* _原文节选_

········

锂离子动力电池高倍率充放电过程中弛豫行为的仿真

  • 1. 中南大学冶金与环境学院, 长沙 410083;
  • 2. 湖南艾华集团股份有限公司, 益阳 413002
  • 通信作者: 贾明, csulightmetals11@163.com
    基金项目: 国家自然科学基金(批准号: 51204211, 51222403)、中南大学基础研究基金(批准号: 2014zzts029)和工信部工业转型升级强基工程专项(批准号: 0714-EMTC02-5271/6)资助的课题.

········

文档版面分析数据
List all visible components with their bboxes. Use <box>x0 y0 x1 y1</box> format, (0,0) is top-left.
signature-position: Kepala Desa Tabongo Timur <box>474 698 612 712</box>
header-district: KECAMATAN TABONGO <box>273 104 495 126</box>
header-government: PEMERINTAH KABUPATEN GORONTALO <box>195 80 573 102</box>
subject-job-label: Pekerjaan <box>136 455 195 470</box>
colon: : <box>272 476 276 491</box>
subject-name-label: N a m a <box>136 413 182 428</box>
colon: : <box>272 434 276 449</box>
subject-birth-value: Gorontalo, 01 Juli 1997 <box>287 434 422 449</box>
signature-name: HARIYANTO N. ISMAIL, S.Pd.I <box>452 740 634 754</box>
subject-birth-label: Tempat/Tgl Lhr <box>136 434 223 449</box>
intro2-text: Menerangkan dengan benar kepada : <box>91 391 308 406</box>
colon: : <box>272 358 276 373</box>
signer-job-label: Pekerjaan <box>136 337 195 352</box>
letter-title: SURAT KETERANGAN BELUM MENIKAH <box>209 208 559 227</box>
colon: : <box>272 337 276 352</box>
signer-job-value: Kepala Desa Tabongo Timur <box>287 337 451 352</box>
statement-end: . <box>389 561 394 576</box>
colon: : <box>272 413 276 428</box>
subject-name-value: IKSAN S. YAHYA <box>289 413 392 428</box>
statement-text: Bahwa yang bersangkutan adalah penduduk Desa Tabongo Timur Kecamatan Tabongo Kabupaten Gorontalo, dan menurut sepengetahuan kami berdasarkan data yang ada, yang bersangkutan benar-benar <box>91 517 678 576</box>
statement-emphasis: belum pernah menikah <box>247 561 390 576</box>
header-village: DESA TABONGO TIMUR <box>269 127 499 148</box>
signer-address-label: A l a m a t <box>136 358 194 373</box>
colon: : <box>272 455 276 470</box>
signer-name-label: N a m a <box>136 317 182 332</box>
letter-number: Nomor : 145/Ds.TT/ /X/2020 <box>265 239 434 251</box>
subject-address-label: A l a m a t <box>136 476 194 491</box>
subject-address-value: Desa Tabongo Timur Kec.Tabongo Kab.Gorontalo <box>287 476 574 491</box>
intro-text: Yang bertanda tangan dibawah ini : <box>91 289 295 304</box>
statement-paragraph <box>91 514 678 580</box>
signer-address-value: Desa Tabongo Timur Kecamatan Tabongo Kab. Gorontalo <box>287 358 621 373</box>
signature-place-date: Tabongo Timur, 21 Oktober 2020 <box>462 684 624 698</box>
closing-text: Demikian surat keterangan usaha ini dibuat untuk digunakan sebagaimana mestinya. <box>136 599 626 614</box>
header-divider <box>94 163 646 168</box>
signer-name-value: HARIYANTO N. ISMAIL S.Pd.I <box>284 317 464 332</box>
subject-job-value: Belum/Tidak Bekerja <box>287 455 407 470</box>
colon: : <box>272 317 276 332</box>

········

* _练习任务_
a - 列出原文节选中出现的全部基金批准号。
b - 原文节选中的通信作者是谁？
c - 从最后一句之后接着续写原文节选。

* _练习答案_
a - 51204211；51222403；2014zzts029；0714-EMTC02-5271/6

b - 贾明。

c -
摘要: 基于电化学热耦合模型研究了动力锂离子电池高倍率充放电过程中的弛豫行为, 分析对比了不同充放电机制对电池弛豫行为的影响. 研究发现: 充放电过程中, 欧姆极化是造成电压骤变的主要原因; 而恒流-恒压的充电模式能够缓慢消除欧姆极化, 避免电池电压的骤变; 利用恒流恒压对电池进行充电能够充进更多的电量, 有利于电池性能的完全发挥; 固相锂离子浓度的弛豫时间比液相锂离子浓度的弛豫时间长, 并且在放电后期, 固相扩散的特征时间与液相扩散特征时间的比值不断增大, 固相扩散造成的极化在整个放电过程不可忽略.